** THE INPUT **
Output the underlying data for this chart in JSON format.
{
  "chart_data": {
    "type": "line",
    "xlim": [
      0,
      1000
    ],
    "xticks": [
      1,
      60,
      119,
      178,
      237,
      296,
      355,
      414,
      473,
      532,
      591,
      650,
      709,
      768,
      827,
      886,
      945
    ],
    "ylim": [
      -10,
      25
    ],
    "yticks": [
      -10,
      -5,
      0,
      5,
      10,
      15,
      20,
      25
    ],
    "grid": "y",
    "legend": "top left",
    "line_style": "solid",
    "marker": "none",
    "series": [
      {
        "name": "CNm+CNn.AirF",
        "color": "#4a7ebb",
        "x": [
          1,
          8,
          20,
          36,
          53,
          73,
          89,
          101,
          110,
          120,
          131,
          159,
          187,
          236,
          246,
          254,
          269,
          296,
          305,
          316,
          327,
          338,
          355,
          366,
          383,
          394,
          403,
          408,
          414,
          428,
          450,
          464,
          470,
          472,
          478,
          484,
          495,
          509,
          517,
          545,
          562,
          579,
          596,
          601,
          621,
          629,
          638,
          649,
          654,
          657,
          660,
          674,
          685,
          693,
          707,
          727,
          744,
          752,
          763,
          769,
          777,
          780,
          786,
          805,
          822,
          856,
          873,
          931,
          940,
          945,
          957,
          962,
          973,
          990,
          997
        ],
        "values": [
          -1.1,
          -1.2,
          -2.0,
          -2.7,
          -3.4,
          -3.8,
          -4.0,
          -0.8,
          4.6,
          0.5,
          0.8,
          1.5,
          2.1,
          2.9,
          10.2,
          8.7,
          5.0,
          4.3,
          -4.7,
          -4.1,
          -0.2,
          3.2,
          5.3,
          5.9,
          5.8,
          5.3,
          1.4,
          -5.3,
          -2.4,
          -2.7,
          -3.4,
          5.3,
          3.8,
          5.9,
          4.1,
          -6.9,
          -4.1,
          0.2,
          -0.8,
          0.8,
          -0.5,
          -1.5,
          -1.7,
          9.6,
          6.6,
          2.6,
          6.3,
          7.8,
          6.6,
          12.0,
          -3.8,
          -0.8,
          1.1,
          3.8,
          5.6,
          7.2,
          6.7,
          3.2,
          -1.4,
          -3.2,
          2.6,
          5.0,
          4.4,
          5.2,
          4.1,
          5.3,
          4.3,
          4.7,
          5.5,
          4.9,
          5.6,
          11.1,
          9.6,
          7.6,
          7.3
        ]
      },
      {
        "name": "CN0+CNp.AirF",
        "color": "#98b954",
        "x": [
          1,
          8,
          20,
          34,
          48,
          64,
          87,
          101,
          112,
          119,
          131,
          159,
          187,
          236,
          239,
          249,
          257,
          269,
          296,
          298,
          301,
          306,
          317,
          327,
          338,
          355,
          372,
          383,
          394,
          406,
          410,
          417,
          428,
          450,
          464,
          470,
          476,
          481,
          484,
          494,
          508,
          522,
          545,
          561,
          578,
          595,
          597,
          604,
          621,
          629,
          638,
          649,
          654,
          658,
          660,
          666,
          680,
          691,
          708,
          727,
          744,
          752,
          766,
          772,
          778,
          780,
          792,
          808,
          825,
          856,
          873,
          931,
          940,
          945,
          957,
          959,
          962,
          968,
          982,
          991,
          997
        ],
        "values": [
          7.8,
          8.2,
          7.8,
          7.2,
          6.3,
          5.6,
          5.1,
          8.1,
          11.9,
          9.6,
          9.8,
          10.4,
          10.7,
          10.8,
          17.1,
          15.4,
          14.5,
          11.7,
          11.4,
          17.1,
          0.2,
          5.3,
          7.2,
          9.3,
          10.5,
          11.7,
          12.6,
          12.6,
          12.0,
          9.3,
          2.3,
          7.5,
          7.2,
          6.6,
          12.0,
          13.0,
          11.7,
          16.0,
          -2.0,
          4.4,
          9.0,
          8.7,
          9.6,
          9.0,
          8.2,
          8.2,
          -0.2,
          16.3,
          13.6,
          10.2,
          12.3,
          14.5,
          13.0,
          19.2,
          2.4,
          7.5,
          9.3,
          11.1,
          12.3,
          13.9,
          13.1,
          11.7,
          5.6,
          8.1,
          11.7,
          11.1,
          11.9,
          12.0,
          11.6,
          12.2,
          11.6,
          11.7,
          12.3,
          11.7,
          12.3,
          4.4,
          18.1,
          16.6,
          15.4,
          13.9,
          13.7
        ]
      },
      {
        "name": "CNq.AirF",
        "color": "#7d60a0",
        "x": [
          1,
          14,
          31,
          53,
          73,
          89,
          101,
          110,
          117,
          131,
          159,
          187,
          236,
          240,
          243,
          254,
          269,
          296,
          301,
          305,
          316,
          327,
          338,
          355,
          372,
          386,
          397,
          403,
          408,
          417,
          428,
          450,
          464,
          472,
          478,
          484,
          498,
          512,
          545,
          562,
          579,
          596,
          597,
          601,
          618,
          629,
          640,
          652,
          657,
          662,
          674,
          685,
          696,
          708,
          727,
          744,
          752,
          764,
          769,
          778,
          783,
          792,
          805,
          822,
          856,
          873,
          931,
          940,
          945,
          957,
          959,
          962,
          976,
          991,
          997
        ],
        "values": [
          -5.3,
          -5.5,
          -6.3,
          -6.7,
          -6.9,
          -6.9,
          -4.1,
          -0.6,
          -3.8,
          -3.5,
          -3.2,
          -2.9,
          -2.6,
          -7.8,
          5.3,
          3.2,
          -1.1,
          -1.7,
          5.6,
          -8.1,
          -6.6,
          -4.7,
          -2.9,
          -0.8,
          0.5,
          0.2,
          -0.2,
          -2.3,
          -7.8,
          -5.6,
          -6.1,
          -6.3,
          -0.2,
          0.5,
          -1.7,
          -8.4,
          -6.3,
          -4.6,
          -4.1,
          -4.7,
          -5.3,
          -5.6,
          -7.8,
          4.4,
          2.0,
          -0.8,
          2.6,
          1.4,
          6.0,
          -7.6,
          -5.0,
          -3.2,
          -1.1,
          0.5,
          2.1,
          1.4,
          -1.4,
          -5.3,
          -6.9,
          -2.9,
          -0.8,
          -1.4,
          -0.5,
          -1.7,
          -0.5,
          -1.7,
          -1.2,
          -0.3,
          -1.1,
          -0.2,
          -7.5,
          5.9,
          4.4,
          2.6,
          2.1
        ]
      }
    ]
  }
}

** THE REQUEST **
Copy every line of the listing that contains the word "AirF".

** RESPONSE **
        "name": "CNm+CNn.AirF",
        "name": "CN0+CNp.AirF",
        "name": "CNq.AirF",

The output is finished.